Provided data:
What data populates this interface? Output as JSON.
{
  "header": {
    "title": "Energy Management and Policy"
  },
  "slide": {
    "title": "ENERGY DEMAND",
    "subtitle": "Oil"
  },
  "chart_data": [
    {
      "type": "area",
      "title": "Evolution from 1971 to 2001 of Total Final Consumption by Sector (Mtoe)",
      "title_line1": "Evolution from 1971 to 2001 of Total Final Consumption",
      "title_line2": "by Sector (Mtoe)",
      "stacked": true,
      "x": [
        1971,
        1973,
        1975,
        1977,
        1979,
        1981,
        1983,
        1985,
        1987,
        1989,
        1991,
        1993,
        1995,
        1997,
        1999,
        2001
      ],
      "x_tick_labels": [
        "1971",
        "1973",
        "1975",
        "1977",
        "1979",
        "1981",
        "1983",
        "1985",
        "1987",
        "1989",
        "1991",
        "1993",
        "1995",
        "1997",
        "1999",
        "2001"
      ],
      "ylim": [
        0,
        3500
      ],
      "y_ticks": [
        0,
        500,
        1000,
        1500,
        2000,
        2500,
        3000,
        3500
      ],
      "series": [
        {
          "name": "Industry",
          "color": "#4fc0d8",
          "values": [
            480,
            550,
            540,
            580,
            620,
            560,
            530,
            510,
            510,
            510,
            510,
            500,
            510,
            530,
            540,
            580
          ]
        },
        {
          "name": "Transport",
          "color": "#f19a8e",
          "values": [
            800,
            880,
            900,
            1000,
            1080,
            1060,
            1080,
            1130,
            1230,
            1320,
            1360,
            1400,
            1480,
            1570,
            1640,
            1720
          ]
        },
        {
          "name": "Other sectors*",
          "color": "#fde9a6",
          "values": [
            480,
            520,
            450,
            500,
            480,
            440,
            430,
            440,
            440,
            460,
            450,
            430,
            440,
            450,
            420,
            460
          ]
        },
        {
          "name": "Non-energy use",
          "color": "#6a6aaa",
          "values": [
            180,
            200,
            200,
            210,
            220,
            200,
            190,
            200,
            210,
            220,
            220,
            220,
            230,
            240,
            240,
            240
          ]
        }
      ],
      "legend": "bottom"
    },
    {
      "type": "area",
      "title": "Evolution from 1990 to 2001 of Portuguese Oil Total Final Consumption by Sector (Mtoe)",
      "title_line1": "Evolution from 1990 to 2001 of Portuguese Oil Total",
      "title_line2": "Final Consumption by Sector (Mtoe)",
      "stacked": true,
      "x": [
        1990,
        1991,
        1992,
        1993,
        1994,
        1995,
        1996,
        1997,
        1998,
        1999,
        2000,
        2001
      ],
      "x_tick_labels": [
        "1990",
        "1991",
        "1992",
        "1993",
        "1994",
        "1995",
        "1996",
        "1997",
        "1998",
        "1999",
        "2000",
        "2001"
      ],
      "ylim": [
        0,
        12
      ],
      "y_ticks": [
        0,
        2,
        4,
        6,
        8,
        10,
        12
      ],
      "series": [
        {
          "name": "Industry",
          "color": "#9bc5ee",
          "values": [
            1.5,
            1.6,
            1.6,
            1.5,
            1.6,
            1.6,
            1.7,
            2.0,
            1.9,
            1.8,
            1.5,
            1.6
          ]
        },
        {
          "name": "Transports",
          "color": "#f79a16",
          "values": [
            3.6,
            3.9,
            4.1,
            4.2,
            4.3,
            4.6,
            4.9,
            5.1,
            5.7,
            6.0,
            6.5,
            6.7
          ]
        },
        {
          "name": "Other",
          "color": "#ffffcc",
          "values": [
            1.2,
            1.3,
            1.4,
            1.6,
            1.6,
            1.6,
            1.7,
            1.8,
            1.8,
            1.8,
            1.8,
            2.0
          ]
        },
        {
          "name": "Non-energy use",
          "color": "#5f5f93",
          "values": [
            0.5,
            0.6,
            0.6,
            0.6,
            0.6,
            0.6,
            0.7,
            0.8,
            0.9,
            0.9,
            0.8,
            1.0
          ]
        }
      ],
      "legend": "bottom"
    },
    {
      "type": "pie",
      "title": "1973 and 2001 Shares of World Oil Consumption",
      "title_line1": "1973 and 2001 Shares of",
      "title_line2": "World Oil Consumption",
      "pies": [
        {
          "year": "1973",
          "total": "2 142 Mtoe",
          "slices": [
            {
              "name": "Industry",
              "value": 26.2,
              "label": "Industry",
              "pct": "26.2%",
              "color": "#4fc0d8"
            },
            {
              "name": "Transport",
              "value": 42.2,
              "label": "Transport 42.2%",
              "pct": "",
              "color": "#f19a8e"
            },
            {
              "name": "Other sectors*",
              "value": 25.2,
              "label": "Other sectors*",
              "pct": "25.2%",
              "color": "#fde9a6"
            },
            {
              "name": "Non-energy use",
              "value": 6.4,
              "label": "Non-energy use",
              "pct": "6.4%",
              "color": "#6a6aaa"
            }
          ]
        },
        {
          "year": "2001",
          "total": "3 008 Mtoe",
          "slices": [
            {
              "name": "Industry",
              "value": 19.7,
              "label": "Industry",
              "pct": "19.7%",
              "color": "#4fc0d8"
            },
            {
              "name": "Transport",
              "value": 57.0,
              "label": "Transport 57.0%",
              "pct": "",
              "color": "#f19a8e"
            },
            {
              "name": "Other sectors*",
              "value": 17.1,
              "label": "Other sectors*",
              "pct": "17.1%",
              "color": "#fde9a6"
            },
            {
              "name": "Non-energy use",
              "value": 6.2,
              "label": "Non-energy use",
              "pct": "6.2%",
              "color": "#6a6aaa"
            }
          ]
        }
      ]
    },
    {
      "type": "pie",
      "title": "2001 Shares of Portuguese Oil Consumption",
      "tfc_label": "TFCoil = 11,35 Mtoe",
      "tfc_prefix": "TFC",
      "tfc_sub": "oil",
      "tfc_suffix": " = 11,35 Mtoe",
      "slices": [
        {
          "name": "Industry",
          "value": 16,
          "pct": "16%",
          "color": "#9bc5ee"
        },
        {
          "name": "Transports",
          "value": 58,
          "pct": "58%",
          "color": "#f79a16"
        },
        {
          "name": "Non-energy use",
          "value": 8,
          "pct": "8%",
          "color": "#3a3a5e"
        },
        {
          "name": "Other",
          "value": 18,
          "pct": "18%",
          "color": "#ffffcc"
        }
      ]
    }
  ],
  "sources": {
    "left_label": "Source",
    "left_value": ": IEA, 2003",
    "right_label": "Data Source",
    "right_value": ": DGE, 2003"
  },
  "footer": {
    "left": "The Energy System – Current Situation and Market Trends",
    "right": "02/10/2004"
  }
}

What to do:
Give only the number of lines in the records that include the word "Evolution".

Task answer:
4